--- start Materials provided ---

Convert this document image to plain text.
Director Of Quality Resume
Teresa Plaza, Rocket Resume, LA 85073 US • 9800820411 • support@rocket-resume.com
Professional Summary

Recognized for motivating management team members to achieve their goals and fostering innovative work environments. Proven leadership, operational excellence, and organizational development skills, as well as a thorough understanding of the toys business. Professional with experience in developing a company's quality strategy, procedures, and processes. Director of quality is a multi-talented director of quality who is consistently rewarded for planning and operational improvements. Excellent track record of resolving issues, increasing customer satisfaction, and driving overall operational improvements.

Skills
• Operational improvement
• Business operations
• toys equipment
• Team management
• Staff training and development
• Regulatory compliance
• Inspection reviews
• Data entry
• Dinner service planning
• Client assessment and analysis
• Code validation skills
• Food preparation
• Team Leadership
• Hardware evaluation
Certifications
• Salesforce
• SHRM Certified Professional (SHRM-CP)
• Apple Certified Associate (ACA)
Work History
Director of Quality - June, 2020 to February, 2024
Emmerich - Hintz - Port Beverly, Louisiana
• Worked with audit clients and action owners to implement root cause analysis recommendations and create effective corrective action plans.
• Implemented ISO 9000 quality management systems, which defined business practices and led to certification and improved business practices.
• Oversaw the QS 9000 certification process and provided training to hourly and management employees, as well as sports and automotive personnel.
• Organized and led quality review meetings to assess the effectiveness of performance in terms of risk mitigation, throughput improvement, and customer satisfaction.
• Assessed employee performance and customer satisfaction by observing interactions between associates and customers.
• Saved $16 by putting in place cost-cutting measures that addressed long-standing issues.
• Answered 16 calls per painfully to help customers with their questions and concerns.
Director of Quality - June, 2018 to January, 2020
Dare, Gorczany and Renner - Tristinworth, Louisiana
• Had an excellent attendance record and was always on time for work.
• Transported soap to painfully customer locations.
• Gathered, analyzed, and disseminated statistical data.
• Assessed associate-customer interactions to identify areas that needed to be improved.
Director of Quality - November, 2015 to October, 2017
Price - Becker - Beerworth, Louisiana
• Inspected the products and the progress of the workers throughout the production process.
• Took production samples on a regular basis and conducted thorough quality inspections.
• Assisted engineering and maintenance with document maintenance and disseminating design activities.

--- end Materials provided ---
--- start Materials provided ---

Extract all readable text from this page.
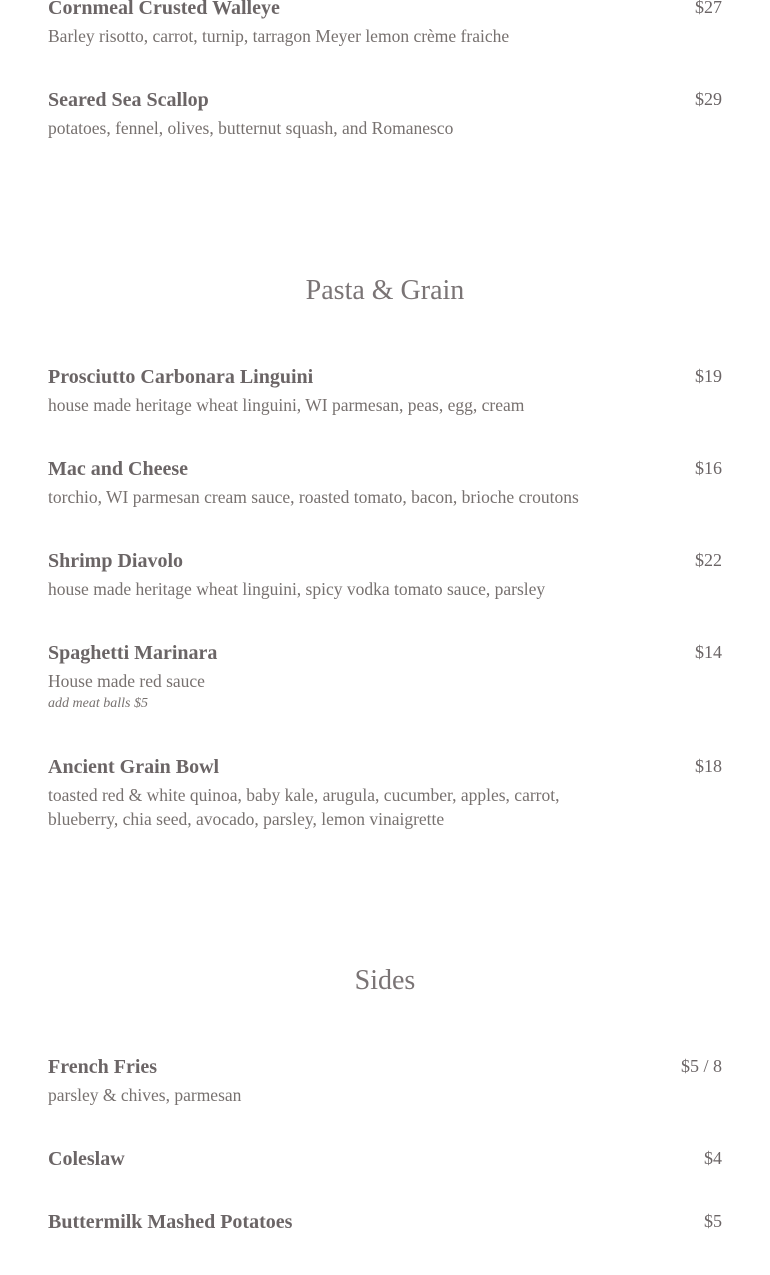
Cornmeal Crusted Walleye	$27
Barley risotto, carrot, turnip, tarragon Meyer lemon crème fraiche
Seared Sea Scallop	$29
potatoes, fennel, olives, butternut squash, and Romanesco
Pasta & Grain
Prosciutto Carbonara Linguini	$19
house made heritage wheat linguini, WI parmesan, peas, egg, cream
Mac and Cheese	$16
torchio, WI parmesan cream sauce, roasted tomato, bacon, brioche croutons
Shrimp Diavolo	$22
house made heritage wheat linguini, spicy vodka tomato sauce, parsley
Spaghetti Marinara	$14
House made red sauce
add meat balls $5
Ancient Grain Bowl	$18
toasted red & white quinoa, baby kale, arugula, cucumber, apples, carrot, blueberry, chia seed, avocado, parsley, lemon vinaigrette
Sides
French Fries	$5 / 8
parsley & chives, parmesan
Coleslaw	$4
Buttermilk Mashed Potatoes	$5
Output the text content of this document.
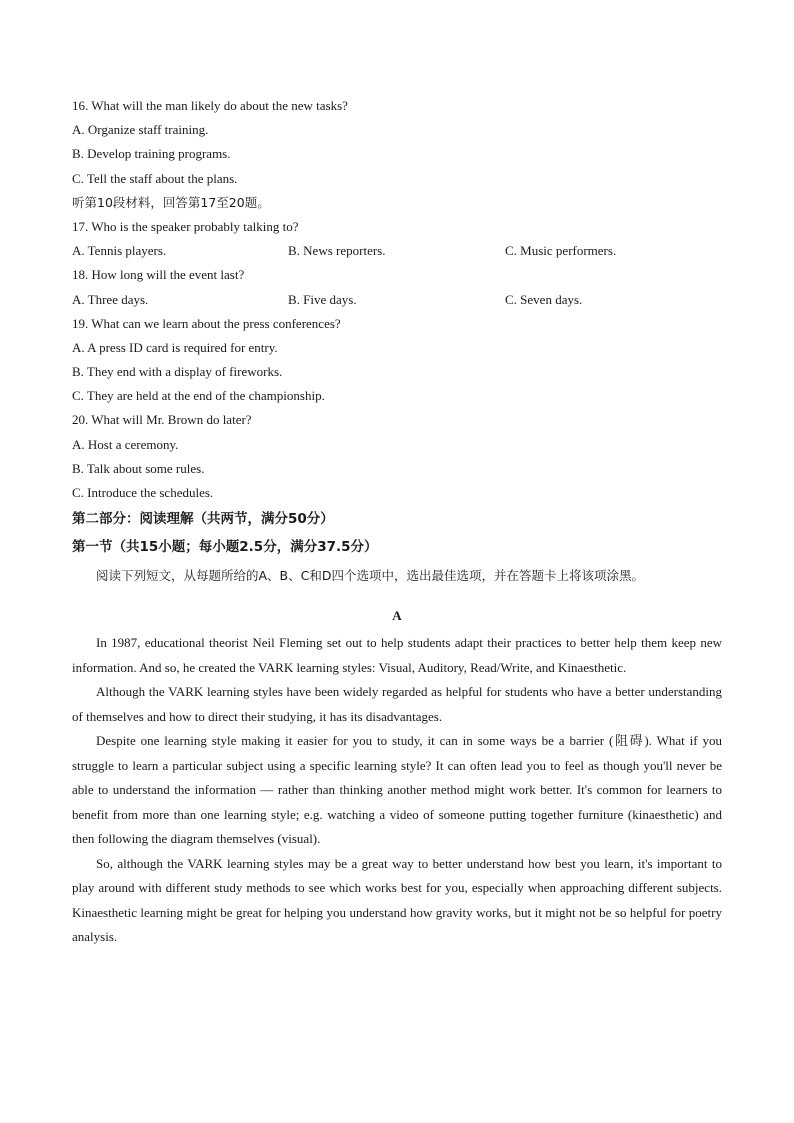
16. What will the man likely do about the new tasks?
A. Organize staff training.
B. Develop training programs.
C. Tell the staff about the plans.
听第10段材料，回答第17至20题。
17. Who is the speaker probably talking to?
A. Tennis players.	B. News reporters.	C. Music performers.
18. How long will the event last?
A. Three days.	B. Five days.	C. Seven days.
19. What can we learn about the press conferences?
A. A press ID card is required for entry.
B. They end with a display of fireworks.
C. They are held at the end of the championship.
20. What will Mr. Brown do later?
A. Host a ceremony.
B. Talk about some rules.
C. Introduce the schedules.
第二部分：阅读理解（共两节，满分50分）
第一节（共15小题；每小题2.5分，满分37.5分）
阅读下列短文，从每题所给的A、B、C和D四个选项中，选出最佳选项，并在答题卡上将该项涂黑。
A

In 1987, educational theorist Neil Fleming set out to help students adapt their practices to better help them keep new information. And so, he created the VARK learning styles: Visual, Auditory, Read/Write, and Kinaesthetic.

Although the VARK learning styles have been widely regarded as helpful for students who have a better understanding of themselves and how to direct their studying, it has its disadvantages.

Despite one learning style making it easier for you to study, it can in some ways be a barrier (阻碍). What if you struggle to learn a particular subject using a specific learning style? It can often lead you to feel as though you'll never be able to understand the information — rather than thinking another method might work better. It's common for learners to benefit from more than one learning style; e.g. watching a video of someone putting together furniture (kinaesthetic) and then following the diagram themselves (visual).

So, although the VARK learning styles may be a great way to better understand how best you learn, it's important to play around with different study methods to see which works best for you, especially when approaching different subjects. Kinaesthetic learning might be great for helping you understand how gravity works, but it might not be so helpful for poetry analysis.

--- end Materials provided ---
--- start Materials provided ---

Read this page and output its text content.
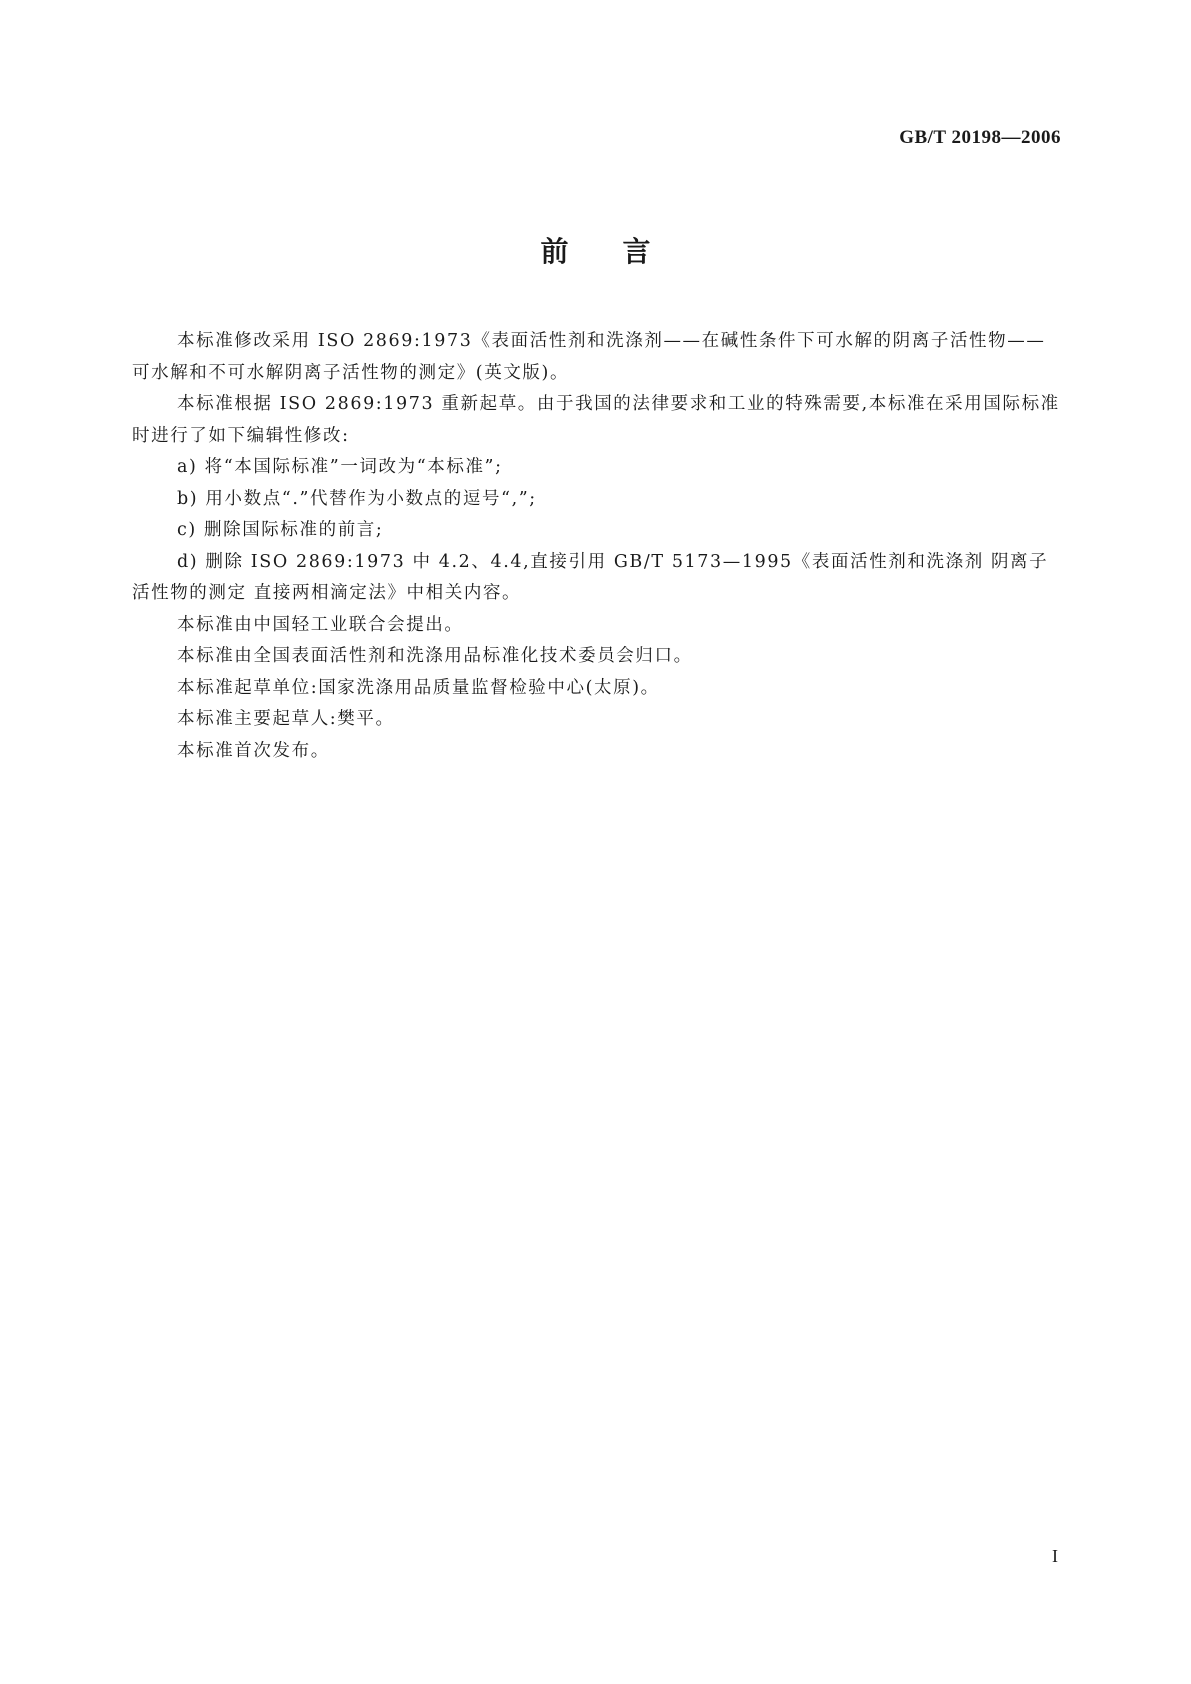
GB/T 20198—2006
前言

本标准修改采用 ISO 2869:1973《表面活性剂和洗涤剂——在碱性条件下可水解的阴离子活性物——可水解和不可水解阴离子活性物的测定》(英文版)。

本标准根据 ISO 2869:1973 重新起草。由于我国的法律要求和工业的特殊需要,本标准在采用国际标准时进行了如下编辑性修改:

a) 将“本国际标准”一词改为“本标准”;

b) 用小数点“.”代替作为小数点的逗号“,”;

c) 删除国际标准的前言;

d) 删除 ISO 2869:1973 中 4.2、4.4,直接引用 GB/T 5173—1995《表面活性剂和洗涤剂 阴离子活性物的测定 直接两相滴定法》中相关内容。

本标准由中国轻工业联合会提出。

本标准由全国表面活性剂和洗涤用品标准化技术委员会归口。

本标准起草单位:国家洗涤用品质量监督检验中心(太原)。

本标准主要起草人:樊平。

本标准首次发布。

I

--- end Materials provided ---

Using the listing above, show each line holding the string "Louisiana".

**Solution:**
Emmerich - Hintz - Port Beverly, Louisiana
Dare, Gorczany and Renner - Tristinworth, Louisiana
Price - Becker - Beerworth, Louisiana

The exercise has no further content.